• **STATED PROBLEM**:
Set the data down again, exactly as it reads, but without the pictures.

• **Data records**:
begin

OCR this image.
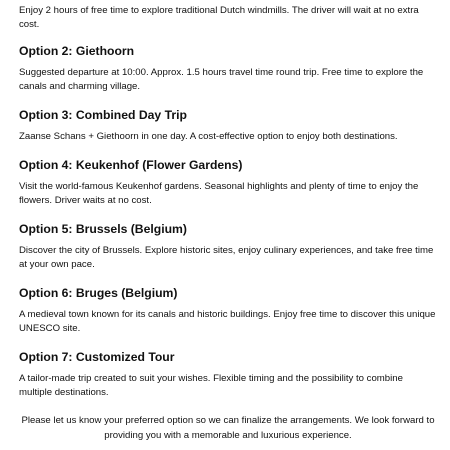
Enjoy 2 hours of free time to explore traditional Dutch windmills. The driver will wait at no extra cost.

Option 2: Giethoorn

Suggested departure at 10:00. Approx. 1.5 hours travel time round trip. Free time to explore the canals and charming village.

Option 3: Combined Day Trip

Zaanse Schans + Giethoorn in one day. A cost-effective option to enjoy both destinations.

Option 4: Keukenhof (Flower Gardens)

Visit the world-famous Keukenhof gardens. Seasonal highlights and plenty of time to enjoy the flowers. Driver waits at no cost.

Option 5: Brussels (Belgium)

Discover the city of Brussels. Explore historic sites, enjoy culinary experiences, and take free time at your own pace.

Option 6: Bruges (Belgium)

A medieval town known for its canals and historic buildings. Enjoy free time to discover this unique UNESCO site.

Option 7: Customized Tour

A tailor-made trip created to suit your wishes. Flexible timing and the possibility to combine multiple destinations.

Please let us know your preferred option so we can finalize the arrangements. We look forward to providing you with a memorable and luxurious experience.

end

• **FINAL RESULT**:
OCR this image.
Enjoy 2 hours of free time to explore traditional Dutch windmills. The driver will wait at no extra cost.

Option 2: Giethoorn

Suggested departure at 10:00. Approx. 1.5 hours travel time round trip. Free time to explore the canals and charming village.

Option 3: Combined Day Trip

Zaanse Schans + Giethoorn in one day. A cost-effective option to enjoy both destinations.

Option 4: Keukenhof (Flower Gardens)

Visit the world-famous Keukenhof gardens. Seasonal highlights and plenty of time to enjoy the flowers. Driver waits at no cost.

Option 5: Brussels (Belgium)

Discover the city of Brussels. Explore historic sites, enjoy culinary experiences, and take free time at your own pace.

Option 6: Bruges (Belgium)

A medieval town known for its canals and historic buildings. Enjoy free time to discover this unique UNESCO site.

Option 7: Customized Tour

A tailor-made trip created to suit your wishes. Flexible timing and the possibility to combine multiple destinations.

Please let us know your preferred option so we can finalize the arrangements. We look forward to providing you with a memorable and luxurious experience.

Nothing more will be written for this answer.